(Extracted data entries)

● ● ● ● ●

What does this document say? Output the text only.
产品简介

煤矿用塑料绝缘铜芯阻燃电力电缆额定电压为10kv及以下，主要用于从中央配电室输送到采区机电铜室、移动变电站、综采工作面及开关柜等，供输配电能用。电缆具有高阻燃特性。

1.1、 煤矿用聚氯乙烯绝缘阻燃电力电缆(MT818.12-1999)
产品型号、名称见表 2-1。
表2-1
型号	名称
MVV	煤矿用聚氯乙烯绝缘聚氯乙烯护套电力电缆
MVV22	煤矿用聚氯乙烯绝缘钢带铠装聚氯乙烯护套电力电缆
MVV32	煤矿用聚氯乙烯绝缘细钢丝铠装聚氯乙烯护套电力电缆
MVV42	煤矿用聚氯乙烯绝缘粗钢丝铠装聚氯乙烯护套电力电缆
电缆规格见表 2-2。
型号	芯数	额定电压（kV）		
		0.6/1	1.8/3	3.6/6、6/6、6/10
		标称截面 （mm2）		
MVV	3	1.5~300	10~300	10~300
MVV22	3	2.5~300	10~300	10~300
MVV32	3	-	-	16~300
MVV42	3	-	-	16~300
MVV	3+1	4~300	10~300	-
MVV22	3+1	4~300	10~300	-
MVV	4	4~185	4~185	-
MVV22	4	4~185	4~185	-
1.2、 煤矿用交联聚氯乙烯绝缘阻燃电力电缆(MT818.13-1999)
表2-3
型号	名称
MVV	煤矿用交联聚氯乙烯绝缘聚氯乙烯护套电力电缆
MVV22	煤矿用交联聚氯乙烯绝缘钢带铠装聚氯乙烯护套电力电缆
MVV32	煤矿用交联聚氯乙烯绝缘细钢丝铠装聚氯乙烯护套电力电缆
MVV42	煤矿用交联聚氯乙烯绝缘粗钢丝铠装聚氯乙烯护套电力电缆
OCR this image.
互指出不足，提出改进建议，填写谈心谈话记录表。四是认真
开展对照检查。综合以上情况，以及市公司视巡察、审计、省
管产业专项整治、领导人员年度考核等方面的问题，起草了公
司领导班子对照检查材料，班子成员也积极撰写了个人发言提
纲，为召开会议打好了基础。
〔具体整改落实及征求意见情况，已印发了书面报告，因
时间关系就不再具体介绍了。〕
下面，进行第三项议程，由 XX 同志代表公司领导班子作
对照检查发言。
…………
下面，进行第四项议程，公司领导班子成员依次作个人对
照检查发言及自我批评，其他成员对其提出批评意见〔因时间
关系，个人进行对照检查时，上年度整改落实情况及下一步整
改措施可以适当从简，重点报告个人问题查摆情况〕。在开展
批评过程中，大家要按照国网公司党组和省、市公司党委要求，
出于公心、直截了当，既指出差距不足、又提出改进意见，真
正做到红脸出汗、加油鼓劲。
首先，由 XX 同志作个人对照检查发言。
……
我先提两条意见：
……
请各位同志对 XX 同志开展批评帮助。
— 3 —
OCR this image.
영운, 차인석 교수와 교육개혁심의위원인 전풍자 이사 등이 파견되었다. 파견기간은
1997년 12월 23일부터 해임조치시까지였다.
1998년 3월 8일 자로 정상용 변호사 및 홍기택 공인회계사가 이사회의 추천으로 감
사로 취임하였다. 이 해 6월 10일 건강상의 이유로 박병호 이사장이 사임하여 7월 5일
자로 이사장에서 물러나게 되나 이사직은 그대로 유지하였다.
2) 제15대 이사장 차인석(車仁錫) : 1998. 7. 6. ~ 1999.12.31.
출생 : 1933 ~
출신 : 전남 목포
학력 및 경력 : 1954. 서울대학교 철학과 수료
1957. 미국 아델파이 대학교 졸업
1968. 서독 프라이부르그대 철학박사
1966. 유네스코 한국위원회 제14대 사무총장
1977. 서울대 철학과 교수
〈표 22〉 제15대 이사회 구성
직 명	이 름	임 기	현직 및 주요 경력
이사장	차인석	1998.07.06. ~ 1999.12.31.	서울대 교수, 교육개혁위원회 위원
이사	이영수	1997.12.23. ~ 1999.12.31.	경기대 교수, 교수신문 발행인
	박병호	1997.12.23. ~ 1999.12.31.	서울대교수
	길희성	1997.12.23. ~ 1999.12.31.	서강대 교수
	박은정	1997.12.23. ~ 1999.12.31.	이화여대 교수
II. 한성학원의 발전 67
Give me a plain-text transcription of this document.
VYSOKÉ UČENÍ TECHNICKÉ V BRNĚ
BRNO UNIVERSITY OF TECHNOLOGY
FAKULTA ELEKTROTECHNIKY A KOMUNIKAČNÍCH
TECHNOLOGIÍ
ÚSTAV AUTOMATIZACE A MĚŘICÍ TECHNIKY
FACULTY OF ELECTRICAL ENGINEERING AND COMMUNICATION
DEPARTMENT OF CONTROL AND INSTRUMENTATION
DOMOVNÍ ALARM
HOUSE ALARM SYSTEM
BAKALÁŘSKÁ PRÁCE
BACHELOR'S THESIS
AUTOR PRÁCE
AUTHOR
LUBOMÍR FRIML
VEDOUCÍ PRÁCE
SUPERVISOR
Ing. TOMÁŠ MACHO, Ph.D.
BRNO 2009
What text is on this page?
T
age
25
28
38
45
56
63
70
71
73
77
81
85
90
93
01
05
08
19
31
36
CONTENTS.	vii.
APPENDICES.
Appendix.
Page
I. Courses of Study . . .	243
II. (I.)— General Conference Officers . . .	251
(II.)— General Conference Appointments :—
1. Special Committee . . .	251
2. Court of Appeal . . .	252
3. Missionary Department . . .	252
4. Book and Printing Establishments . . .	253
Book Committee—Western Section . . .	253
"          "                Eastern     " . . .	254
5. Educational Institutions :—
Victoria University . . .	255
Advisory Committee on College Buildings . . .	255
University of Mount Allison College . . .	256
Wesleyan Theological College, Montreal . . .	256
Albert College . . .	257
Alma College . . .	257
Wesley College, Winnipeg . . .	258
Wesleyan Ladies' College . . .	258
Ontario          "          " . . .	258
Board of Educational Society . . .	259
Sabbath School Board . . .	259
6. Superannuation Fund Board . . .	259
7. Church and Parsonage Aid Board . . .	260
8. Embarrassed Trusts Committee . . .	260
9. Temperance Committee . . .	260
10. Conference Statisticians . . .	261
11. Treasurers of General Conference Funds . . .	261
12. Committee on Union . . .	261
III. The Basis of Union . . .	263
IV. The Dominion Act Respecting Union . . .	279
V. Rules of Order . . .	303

● ● ● ● ●

▶ [Directive]: Find every line in the records above that holds the word "document", and copy each one.

▶ [Solution to this task]:
What does this document say? Output the text only.
Give me a plain-text transcription of this document.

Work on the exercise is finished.